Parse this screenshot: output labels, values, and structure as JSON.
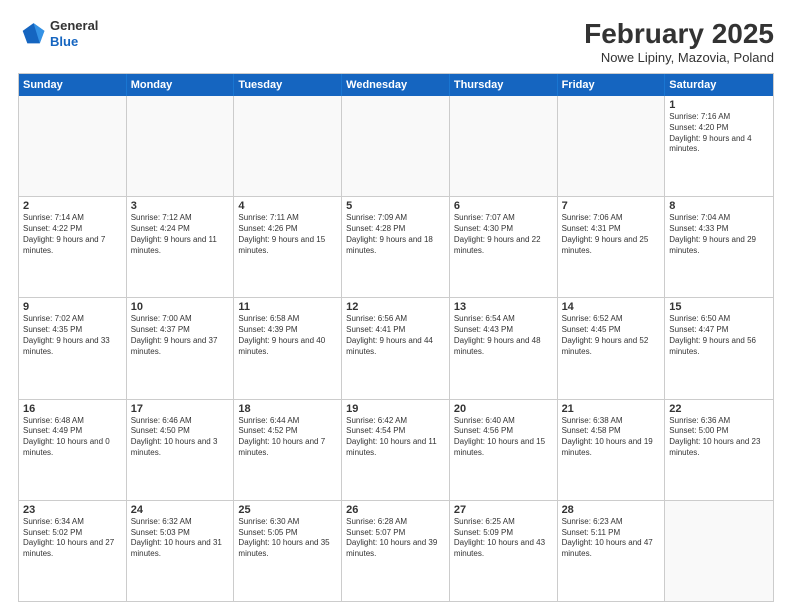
{
  "logo": {
    "general": "General",
    "blue": "Blue"
  },
  "header": {
    "title": "February 2025",
    "subtitle": "Nowe Lipiny, Mazovia, Poland"
  },
  "weekdays": [
    "Sunday",
    "Monday",
    "Tuesday",
    "Wednesday",
    "Thursday",
    "Friday",
    "Saturday"
  ],
  "weeks": [
    [
      {
        "day": "",
        "info": ""
      },
      {
        "day": "",
        "info": ""
      },
      {
        "day": "",
        "info": ""
      },
      {
        "day": "",
        "info": ""
      },
      {
        "day": "",
        "info": ""
      },
      {
        "day": "",
        "info": ""
      },
      {
        "day": "1",
        "info": "Sunrise: 7:16 AM\nSunset: 4:20 PM\nDaylight: 9 hours and 4 minutes."
      }
    ],
    [
      {
        "day": "2",
        "info": "Sunrise: 7:14 AM\nSunset: 4:22 PM\nDaylight: 9 hours and 7 minutes."
      },
      {
        "day": "3",
        "info": "Sunrise: 7:12 AM\nSunset: 4:24 PM\nDaylight: 9 hours and 11 minutes."
      },
      {
        "day": "4",
        "info": "Sunrise: 7:11 AM\nSunset: 4:26 PM\nDaylight: 9 hours and 15 minutes."
      },
      {
        "day": "5",
        "info": "Sunrise: 7:09 AM\nSunset: 4:28 PM\nDaylight: 9 hours and 18 minutes."
      },
      {
        "day": "6",
        "info": "Sunrise: 7:07 AM\nSunset: 4:30 PM\nDaylight: 9 hours and 22 minutes."
      },
      {
        "day": "7",
        "info": "Sunrise: 7:06 AM\nSunset: 4:31 PM\nDaylight: 9 hours and 25 minutes."
      },
      {
        "day": "8",
        "info": "Sunrise: 7:04 AM\nSunset: 4:33 PM\nDaylight: 9 hours and 29 minutes."
      }
    ],
    [
      {
        "day": "9",
        "info": "Sunrise: 7:02 AM\nSunset: 4:35 PM\nDaylight: 9 hours and 33 minutes."
      },
      {
        "day": "10",
        "info": "Sunrise: 7:00 AM\nSunset: 4:37 PM\nDaylight: 9 hours and 37 minutes."
      },
      {
        "day": "11",
        "info": "Sunrise: 6:58 AM\nSunset: 4:39 PM\nDaylight: 9 hours and 40 minutes."
      },
      {
        "day": "12",
        "info": "Sunrise: 6:56 AM\nSunset: 4:41 PM\nDaylight: 9 hours and 44 minutes."
      },
      {
        "day": "13",
        "info": "Sunrise: 6:54 AM\nSunset: 4:43 PM\nDaylight: 9 hours and 48 minutes."
      },
      {
        "day": "14",
        "info": "Sunrise: 6:52 AM\nSunset: 4:45 PM\nDaylight: 9 hours and 52 minutes."
      },
      {
        "day": "15",
        "info": "Sunrise: 6:50 AM\nSunset: 4:47 PM\nDaylight: 9 hours and 56 minutes."
      }
    ],
    [
      {
        "day": "16",
        "info": "Sunrise: 6:48 AM\nSunset: 4:49 PM\nDaylight: 10 hours and 0 minutes."
      },
      {
        "day": "17",
        "info": "Sunrise: 6:46 AM\nSunset: 4:50 PM\nDaylight: 10 hours and 3 minutes."
      },
      {
        "day": "18",
        "info": "Sunrise: 6:44 AM\nSunset: 4:52 PM\nDaylight: 10 hours and 7 minutes."
      },
      {
        "day": "19",
        "info": "Sunrise: 6:42 AM\nSunset: 4:54 PM\nDaylight: 10 hours and 11 minutes."
      },
      {
        "day": "20",
        "info": "Sunrise: 6:40 AM\nSunset: 4:56 PM\nDaylight: 10 hours and 15 minutes."
      },
      {
        "day": "21",
        "info": "Sunrise: 6:38 AM\nSunset: 4:58 PM\nDaylight: 10 hours and 19 minutes."
      },
      {
        "day": "22",
        "info": "Sunrise: 6:36 AM\nSunset: 5:00 PM\nDaylight: 10 hours and 23 minutes."
      }
    ],
    [
      {
        "day": "23",
        "info": "Sunrise: 6:34 AM\nSunset: 5:02 PM\nDaylight: 10 hours and 27 minutes."
      },
      {
        "day": "24",
        "info": "Sunrise: 6:32 AM\nSunset: 5:03 PM\nDaylight: 10 hours and 31 minutes."
      },
      {
        "day": "25",
        "info": "Sunrise: 6:30 AM\nSunset: 5:05 PM\nDaylight: 10 hours and 35 minutes."
      },
      {
        "day": "26",
        "info": "Sunrise: 6:28 AM\nSunset: 5:07 PM\nDaylight: 10 hours and 39 minutes."
      },
      {
        "day": "27",
        "info": "Sunrise: 6:25 AM\nSunset: 5:09 PM\nDaylight: 10 hours and 43 minutes."
      },
      {
        "day": "28",
        "info": "Sunrise: 6:23 AM\nSunset: 5:11 PM\nDaylight: 10 hours and 47 minutes."
      },
      {
        "day": "",
        "info": ""
      }
    ]
  ]
}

++++++++++

Set exercise: Keep the pictures out and write out the records exactly.

Output of the exercise:
Parse this screenshot: output labels, values, and structure as JSON.
{
  "logo": {
    "general": "General",
    "blue": "Blue"
  },
  "header": {
    "title": "February 2025",
    "subtitle": "Nowe Lipiny, Mazovia, Poland"
  },
  "weekdays": [
    "Sunday",
    "Monday",
    "Tuesday",
    "Wednesday",
    "Thursday",
    "Friday",
    "Saturday"
  ],
  "weeks": [
    [
      {
        "day": "",
        "info": ""
      },
      {
        "day": "",
        "info": ""
      },
      {
        "day": "",
        "info": ""
      },
      {
        "day": "",
        "info": ""
      },
      {
        "day": "",
        "info": ""
      },
      {
        "day": "",
        "info": ""
      },
      {
        "day": "1",
        "info": "Sunrise: 7:16 AM\nSunset: 4:20 PM\nDaylight: 9 hours and 4 minutes."
      }
    ],
    [
      {
        "day": "2",
        "info": "Sunrise: 7:14 AM\nSunset: 4:22 PM\nDaylight: 9 hours and 7 minutes."
      },
      {
        "day": "3",
        "info": "Sunrise: 7:12 AM\nSunset: 4:24 PM\nDaylight: 9 hours and 11 minutes."
      },
      {
        "day": "4",
        "info": "Sunrise: 7:11 AM\nSunset: 4:26 PM\nDaylight: 9 hours and 15 minutes."
      },
      {
        "day": "5",
        "info": "Sunrise: 7:09 AM\nSunset: 4:28 PM\nDaylight: 9 hours and 18 minutes."
      },
      {
        "day": "6",
        "info": "Sunrise: 7:07 AM\nSunset: 4:30 PM\nDaylight: 9 hours and 22 minutes."
      },
      {
        "day": "7",
        "info": "Sunrise: 7:06 AM\nSunset: 4:31 PM\nDaylight: 9 hours and 25 minutes."
      },
      {
        "day": "8",
        "info": "Sunrise: 7:04 AM\nSunset: 4:33 PM\nDaylight: 9 hours and 29 minutes."
      }
    ],
    [
      {
        "day": "9",
        "info": "Sunrise: 7:02 AM\nSunset: 4:35 PM\nDaylight: 9 hours and 33 minutes."
      },
      {
        "day": "10",
        "info": "Sunrise: 7:00 AM\nSunset: 4:37 PM\nDaylight: 9 hours and 37 minutes."
      },
      {
        "day": "11",
        "info": "Sunrise: 6:58 AM\nSunset: 4:39 PM\nDaylight: 9 hours and 40 minutes."
      },
      {
        "day": "12",
        "info": "Sunrise: 6:56 AM\nSunset: 4:41 PM\nDaylight: 9 hours and 44 minutes."
      },
      {
        "day": "13",
        "info": "Sunrise: 6:54 AM\nSunset: 4:43 PM\nDaylight: 9 hours and 48 minutes."
      },
      {
        "day": "14",
        "info": "Sunrise: 6:52 AM\nSunset: 4:45 PM\nDaylight: 9 hours and 52 minutes."
      },
      {
        "day": "15",
        "info": "Sunrise: 6:50 AM\nSunset: 4:47 PM\nDaylight: 9 hours and 56 minutes."
      }
    ],
    [
      {
        "day": "16",
        "info": "Sunrise: 6:48 AM\nSunset: 4:49 PM\nDaylight: 10 hours and 0 minutes."
      },
      {
        "day": "17",
        "info": "Sunrise: 6:46 AM\nSunset: 4:50 PM\nDaylight: 10 hours and 3 minutes."
      },
      {
        "day": "18",
        "info": "Sunrise: 6:44 AM\nSunset: 4:52 PM\nDaylight: 10 hours and 7 minutes."
      },
      {
        "day": "19",
        "info": "Sunrise: 6:42 AM\nSunset: 4:54 PM\nDaylight: 10 hours and 11 minutes."
      },
      {
        "day": "20",
        "info": "Sunrise: 6:40 AM\nSunset: 4:56 PM\nDaylight: 10 hours and 15 minutes."
      },
      {
        "day": "21",
        "info": "Sunrise: 6:38 AM\nSunset: 4:58 PM\nDaylight: 10 hours and 19 minutes."
      },
      {
        "day": "22",
        "info": "Sunrise: 6:36 AM\nSunset: 5:00 PM\nDaylight: 10 hours and 23 minutes."
      }
    ],
    [
      {
        "day": "23",
        "info": "Sunrise: 6:34 AM\nSunset: 5:02 PM\nDaylight: 10 hours and 27 minutes."
      },
      {
        "day": "24",
        "info": "Sunrise: 6:32 AM\nSunset: 5:03 PM\nDaylight: 10 hours and 31 minutes."
      },
      {
        "day": "25",
        "info": "Sunrise: 6:30 AM\nSunset: 5:05 PM\nDaylight: 10 hours and 35 minutes."
      },
      {
        "day": "26",
        "info": "Sunrise: 6:28 AM\nSunset: 5:07 PM\nDaylight: 10 hours and 39 minutes."
      },
      {
        "day": "27",
        "info": "Sunrise: 6:25 AM\nSunset: 5:09 PM\nDaylight: 10 hours and 43 minutes."
      },
      {
        "day": "28",
        "info": "Sunrise: 6:23 AM\nSunset: 5:11 PM\nDaylight: 10 hours and 47 minutes."
      },
      {
        "day": "",
        "info": ""
      }
    ]
  ]
}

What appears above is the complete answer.